┌──

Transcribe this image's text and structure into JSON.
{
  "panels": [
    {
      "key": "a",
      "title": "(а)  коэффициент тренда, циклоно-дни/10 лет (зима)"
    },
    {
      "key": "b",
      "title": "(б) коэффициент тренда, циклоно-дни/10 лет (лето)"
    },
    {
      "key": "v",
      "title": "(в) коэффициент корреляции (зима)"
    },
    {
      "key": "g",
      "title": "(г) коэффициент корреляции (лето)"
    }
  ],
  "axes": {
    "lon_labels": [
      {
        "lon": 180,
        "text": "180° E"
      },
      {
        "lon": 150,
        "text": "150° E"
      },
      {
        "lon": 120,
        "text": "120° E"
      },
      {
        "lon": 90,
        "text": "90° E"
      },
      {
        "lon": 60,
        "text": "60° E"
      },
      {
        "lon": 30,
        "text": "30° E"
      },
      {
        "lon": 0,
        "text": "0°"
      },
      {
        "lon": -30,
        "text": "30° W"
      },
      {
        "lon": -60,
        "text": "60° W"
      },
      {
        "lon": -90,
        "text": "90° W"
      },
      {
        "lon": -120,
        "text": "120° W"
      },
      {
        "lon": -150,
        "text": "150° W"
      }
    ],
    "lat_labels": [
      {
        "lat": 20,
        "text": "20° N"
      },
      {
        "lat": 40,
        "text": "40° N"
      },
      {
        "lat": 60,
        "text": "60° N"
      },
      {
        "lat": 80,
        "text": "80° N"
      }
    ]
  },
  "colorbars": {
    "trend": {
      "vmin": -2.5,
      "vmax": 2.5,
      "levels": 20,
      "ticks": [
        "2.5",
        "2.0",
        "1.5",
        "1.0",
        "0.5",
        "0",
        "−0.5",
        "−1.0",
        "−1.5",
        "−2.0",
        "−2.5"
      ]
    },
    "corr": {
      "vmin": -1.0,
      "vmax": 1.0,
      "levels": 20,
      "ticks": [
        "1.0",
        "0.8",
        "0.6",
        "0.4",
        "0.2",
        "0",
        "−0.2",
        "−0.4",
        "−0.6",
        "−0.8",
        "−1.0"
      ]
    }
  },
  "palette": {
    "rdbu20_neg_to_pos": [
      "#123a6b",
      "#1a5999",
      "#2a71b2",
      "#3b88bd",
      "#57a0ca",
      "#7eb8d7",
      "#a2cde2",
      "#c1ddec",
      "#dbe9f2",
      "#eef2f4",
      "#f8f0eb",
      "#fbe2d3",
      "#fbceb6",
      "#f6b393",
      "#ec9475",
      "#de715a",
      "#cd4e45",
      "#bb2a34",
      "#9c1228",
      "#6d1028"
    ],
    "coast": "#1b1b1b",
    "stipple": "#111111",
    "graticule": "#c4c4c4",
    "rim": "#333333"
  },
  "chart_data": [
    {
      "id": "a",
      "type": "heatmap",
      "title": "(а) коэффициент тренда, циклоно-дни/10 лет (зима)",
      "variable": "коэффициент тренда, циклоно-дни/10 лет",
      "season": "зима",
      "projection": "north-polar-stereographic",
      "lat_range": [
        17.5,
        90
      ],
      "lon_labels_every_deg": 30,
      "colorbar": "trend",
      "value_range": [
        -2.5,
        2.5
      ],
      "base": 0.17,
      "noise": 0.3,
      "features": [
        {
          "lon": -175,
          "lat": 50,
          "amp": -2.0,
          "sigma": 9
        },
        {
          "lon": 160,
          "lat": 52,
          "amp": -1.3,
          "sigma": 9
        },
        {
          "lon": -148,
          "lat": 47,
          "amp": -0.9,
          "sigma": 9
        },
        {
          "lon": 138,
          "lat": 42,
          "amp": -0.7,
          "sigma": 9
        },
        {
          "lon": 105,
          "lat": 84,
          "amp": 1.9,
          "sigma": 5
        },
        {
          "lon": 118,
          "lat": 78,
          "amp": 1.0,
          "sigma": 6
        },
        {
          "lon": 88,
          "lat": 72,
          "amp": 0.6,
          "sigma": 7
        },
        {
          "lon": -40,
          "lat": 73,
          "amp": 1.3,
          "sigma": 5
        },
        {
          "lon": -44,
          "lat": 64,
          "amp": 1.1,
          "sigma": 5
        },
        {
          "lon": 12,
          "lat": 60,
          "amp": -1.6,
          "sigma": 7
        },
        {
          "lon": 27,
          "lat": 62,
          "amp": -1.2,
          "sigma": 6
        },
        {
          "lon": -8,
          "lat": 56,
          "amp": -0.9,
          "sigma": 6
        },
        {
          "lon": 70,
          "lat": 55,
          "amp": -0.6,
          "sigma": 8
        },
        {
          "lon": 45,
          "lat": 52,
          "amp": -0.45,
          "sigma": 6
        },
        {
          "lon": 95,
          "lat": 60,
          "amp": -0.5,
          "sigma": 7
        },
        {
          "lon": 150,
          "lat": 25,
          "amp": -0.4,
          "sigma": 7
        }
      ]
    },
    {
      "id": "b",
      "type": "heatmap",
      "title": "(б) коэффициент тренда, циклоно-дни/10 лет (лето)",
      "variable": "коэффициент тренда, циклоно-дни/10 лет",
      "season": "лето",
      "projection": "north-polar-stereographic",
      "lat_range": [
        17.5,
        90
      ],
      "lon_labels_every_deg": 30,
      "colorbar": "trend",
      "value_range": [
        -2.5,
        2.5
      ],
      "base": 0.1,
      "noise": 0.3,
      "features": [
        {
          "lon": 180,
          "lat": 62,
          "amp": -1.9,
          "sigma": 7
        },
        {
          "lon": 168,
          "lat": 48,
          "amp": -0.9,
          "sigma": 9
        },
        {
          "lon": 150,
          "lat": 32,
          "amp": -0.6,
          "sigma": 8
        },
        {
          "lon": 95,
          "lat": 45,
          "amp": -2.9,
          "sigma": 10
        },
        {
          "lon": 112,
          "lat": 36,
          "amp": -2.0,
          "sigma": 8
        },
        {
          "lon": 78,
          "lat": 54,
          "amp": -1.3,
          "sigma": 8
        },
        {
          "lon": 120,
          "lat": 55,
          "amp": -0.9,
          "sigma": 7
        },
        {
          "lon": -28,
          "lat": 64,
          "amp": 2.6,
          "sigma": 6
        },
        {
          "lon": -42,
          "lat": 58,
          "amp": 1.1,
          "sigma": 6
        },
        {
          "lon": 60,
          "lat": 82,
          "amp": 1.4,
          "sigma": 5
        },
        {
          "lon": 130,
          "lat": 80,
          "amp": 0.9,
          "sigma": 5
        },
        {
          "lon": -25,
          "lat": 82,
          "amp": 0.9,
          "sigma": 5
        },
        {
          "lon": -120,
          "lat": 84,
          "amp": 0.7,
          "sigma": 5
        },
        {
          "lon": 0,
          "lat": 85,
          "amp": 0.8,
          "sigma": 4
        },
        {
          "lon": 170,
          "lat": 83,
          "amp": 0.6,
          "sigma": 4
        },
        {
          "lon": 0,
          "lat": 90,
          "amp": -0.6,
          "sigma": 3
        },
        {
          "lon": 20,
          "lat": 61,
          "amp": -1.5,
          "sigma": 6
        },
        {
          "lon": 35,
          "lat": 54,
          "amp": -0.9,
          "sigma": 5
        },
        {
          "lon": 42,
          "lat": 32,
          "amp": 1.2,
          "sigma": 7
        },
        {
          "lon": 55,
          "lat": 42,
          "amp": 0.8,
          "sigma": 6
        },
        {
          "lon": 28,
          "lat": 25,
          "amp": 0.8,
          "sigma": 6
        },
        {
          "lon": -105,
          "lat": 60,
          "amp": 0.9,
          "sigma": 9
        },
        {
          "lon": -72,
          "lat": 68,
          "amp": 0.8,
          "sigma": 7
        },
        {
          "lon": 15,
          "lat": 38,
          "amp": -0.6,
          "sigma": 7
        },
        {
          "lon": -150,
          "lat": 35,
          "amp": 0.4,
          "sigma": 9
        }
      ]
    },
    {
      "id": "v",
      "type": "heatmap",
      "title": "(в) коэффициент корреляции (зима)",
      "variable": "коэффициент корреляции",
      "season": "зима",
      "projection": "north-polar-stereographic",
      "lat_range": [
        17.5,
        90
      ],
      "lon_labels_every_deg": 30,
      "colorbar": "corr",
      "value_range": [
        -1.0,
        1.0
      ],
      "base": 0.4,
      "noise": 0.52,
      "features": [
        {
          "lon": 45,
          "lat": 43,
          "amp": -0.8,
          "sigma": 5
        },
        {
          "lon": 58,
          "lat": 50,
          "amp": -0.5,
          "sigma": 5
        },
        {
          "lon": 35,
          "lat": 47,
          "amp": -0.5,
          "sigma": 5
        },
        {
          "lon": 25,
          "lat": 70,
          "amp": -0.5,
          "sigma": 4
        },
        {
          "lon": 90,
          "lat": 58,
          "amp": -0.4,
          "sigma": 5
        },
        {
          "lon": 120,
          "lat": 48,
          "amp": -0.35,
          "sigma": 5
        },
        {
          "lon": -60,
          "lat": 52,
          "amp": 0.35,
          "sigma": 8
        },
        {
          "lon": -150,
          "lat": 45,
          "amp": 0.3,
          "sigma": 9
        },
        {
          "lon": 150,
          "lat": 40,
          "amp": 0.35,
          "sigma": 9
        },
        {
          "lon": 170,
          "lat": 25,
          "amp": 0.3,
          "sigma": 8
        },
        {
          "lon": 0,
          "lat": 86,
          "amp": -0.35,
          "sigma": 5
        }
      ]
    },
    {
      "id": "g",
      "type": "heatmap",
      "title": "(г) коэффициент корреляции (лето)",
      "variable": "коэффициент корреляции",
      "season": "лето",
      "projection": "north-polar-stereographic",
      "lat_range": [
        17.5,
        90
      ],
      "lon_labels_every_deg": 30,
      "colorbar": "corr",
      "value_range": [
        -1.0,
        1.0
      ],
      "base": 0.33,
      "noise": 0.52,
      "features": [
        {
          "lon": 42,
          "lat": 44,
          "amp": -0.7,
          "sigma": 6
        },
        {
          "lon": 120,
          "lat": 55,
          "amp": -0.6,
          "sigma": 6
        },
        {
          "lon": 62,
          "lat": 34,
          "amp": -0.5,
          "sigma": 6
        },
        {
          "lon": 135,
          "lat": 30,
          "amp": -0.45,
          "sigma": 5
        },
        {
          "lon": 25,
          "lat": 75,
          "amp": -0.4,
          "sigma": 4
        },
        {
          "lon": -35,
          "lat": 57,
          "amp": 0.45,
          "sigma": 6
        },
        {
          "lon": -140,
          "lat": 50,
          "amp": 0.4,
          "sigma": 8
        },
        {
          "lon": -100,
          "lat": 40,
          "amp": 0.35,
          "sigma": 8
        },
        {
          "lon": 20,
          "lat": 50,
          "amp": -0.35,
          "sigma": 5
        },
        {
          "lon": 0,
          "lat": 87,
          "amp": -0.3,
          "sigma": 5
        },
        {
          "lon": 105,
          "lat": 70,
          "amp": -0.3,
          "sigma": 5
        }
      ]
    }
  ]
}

└──

### TASK STATEMENT
Search the entries for the word "лето" and pick out every line that holds it.

### THE ANSWER
      "title": "(б) коэффициент тренда, циклоно-дни/10 лет (лето)"
      "title": "(г) коэффициент корреляции (лето)"
      "title": "(б) коэффициент тренда, циклоно-дни/10 лет (лето)",
      "season": "лето",
      "title": "(г) коэффициент корреляции (лето)",
      "season": "лето",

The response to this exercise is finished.